Reproduce the listing below character for character; drop every image.

___ DATA ENTRIES

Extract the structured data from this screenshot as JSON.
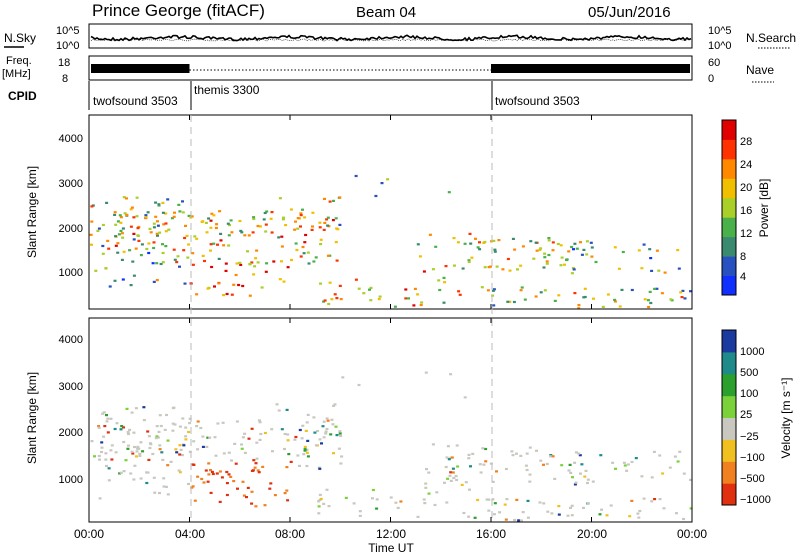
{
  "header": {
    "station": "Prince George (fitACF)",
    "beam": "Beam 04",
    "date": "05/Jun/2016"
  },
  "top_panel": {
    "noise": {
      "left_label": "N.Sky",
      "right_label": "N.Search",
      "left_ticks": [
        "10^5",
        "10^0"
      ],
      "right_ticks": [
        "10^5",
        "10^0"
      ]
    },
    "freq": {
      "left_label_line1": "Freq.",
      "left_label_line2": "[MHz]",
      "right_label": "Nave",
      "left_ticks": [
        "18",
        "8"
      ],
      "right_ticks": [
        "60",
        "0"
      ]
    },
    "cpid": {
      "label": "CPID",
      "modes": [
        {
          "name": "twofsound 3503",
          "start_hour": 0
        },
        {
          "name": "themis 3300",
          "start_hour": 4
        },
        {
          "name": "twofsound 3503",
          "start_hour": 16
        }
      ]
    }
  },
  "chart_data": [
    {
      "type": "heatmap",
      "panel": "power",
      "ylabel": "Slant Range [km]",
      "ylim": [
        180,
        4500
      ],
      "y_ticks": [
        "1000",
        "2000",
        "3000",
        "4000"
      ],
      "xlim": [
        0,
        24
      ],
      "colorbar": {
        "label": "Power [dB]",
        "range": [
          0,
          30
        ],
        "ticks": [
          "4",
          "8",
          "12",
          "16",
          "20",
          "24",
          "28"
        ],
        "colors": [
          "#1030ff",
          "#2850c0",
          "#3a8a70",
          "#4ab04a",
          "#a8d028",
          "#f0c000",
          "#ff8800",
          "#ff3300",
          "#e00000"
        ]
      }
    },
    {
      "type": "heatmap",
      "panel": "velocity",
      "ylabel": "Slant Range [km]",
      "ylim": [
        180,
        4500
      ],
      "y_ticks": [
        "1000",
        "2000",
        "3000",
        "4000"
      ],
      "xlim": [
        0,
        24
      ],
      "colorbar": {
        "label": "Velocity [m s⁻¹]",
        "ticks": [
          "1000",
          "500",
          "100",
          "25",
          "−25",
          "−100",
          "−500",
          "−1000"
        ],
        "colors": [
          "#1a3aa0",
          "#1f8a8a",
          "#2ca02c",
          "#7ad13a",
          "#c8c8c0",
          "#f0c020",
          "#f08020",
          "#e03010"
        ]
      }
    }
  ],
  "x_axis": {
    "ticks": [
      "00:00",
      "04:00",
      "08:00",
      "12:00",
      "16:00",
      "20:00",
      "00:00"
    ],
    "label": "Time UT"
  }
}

______

— EXERCISE RESPONSE —
Extract the structured data from this screenshot as JSON.
{
  "header": {
    "station": "Prince George (fitACF)",
    "beam": "Beam 04",
    "date": "05/Jun/2016"
  },
  "top_panel": {
    "noise": {
      "left_label": "N.Sky",
      "right_label": "N.Search",
      "left_ticks": [
        "10^5",
        "10^0"
      ],
      "right_ticks": [
        "10^5",
        "10^0"
      ]
    },
    "freq": {
      "left_label_line1": "Freq.",
      "left_label_line2": "[MHz]",
      "right_label": "Nave",
      "left_ticks": [
        "18",
        "8"
      ],
      "right_ticks": [
        "60",
        "0"
      ]
    },
    "cpid": {
      "label": "CPID",
      "modes": [
        {
          "name": "twofsound 3503",
          "start_hour": 0
        },
        {
          "name": "themis 3300",
          "start_hour": 4
        },
        {
          "name": "twofsound 3503",
          "start_hour": 16
        }
      ]
    }
  },
  "chart_data": [
    {
      "type": "heatmap",
      "panel": "power",
      "ylabel": "Slant Range [km]",
      "ylim": [
        180,
        4500
      ],
      "y_ticks": [
        "1000",
        "2000",
        "3000",
        "4000"
      ],
      "xlim": [
        0,
        24
      ],
      "colorbar": {
        "label": "Power [dB]",
        "range": [
          0,
          30
        ],
        "ticks": [
          "4",
          "8",
          "12",
          "16",
          "20",
          "24",
          "28"
        ],
        "colors": [
          "#1030ff",
          "#2850c0",
          "#3a8a70",
          "#4ab04a",
          "#a8d028",
          "#f0c000",
          "#ff8800",
          "#ff3300",
          "#e00000"
        ]
      }
    },
    {
      "type": "heatmap",
      "panel": "velocity",
      "ylabel": "Slant Range [km]",
      "ylim": [
        180,
        4500
      ],
      "y_ticks": [
        "1000",
        "2000",
        "3000",
        "4000"
      ],
      "xlim": [
        0,
        24
      ],
      "colorbar": {
        "label": "Velocity [m s⁻¹]",
        "ticks": [
          "1000",
          "500",
          "100",
          "25",
          "−25",
          "−100",
          "−500",
          "−1000"
        ],
        "colors": [
          "#1a3aa0",
          "#1f8a8a",
          "#2ca02c",
          "#7ad13a",
          "#c8c8c0",
          "#f0c020",
          "#f08020",
          "#e03010"
        ]
      }
    }
  ],
  "x_axis": {
    "ticks": [
      "00:00",
      "04:00",
      "08:00",
      "12:00",
      "16:00",
      "20:00",
      "00:00"
    ],
    "label": "Time UT"
  }
}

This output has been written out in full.